▶ **Brano fornito**:
Il pilota: Mr. Robot
Dalla penna di Sam Esmail nasce questa serie che andrà in onda su USA Network, se vi piacciono i thriller, i personaggi un po’ disturbati e la tecnologia è la serie che state cercando.
Alla regia Niels Arden Oplev, che ha diretto anche i pilot di Under The Dome e Unforgettable, nel cast, tra gli altri, Rami Malek (Elliot, il protagonista) e Christian Slater (Mr. Robot).
La voce narrante ci fa subito capire il concetto attorno a cui ruota Mr. Robot: nel mondo esiste l’1% dell’1% che gioca a fare Dio. Sono queste persone i padroni del mondo.

▶ **Materiale fornito**:

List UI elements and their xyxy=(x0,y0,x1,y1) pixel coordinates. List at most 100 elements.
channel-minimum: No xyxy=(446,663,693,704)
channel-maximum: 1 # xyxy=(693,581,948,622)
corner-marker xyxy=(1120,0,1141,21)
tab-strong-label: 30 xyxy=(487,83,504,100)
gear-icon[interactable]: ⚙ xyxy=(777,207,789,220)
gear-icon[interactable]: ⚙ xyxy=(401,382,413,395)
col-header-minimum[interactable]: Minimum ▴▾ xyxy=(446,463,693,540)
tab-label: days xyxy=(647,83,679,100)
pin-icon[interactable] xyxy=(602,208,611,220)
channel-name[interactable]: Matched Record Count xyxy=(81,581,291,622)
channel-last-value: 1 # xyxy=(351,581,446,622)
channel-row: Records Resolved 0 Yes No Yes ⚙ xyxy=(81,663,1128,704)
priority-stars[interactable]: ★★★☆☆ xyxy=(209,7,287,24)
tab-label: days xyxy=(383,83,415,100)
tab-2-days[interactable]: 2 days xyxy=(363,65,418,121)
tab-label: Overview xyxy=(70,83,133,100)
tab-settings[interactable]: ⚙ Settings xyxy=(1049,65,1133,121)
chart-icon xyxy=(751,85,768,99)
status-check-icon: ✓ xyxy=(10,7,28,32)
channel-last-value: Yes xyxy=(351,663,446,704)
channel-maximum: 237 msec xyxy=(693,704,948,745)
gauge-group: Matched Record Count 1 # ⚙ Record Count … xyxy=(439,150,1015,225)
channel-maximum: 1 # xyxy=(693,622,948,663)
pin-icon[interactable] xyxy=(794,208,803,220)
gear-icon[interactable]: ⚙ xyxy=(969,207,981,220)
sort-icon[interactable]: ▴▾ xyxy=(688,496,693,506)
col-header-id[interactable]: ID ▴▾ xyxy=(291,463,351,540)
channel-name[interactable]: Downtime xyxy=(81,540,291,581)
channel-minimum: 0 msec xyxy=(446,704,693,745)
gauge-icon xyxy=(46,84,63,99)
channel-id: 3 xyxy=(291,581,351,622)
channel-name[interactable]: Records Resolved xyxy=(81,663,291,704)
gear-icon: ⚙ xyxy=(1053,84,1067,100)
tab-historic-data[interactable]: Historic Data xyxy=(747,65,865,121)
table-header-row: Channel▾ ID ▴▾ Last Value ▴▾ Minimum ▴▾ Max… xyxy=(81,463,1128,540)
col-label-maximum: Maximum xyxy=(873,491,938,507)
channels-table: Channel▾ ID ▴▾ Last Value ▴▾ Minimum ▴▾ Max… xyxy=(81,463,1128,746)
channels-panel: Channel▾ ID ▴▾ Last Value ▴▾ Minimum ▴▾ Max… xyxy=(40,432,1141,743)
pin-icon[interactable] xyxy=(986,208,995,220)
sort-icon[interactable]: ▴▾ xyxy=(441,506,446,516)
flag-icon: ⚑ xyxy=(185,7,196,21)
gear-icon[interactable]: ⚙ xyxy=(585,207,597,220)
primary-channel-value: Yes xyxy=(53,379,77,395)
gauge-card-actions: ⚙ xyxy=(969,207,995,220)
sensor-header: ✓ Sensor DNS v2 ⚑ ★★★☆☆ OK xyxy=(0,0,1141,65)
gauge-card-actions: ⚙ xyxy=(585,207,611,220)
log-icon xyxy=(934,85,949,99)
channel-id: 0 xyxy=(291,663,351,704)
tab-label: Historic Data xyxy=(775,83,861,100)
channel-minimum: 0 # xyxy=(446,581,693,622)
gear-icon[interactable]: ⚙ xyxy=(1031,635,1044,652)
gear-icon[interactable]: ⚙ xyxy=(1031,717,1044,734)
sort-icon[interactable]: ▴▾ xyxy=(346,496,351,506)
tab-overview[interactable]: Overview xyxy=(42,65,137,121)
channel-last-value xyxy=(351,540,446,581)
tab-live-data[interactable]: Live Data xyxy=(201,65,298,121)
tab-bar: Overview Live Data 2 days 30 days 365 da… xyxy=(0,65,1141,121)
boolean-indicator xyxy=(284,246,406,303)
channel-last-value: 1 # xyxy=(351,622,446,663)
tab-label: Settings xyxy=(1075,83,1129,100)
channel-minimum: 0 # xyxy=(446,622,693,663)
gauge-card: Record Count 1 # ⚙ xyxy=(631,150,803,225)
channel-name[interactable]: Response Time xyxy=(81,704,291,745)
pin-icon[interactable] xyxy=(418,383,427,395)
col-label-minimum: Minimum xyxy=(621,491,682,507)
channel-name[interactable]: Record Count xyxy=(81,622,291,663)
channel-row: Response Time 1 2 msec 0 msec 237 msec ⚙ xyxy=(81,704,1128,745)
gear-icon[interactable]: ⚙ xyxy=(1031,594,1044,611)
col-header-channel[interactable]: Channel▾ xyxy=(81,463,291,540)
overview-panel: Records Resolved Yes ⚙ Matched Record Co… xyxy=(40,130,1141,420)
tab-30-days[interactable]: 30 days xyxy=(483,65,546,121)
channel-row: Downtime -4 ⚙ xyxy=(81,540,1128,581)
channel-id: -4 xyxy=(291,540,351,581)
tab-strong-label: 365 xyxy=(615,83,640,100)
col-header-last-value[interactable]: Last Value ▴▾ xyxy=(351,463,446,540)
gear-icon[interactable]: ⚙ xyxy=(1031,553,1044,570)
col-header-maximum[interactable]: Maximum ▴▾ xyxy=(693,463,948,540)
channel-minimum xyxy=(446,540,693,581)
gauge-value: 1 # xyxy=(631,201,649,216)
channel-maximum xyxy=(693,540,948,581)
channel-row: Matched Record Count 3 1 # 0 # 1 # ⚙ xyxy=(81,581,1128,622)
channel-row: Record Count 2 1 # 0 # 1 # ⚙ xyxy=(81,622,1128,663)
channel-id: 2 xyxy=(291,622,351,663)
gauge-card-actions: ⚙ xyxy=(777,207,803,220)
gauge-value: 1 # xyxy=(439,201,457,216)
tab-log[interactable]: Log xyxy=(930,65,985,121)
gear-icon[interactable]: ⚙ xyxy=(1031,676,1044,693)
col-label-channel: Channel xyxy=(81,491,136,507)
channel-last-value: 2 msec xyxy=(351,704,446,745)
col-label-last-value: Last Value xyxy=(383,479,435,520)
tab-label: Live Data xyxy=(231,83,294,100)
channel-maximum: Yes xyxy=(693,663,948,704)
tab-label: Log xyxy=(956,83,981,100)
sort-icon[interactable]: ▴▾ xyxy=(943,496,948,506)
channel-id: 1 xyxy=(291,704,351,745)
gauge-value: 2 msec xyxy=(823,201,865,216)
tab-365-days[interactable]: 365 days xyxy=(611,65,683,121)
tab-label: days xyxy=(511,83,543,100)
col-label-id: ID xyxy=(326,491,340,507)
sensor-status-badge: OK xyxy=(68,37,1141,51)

▶ **Consegna**: Prosegua il testo sul pilota di Mr. Robot a partire dalla sua ultima frase.

▶ **Risposta alla consegna**:
A parlare è Elliot, piuttosto giovane, felpa col cappuccio, faccia da “questo non è il mio mondo”, da questi elementi inquadriamo velocemente il personaggio, che si trova in un “Ron café”. Ron è un indiano, possiede questa catena di locali e ha una certa passione per la pedopornografia. Elliot ci tiene a fargli sapere di persona che non apprezza questa sua inclinazione. Nel farlo gli autori ci danno altre due informazioni: “Non sono capace a parlare alle persone, riuscivo a farlo solo con mio padre, ma è morto”. Elliot, invece di andare alla festa di compleanno della sua amica Angela si trova in questo locale e racconta a Ron che ha hackerato la sua infrastruttura e ha raccolto un dossier sulle sue attività. Arriva la polizia, Elliot tira su il cappuccio e se ne va, mentre gli agenti arrestano Ron.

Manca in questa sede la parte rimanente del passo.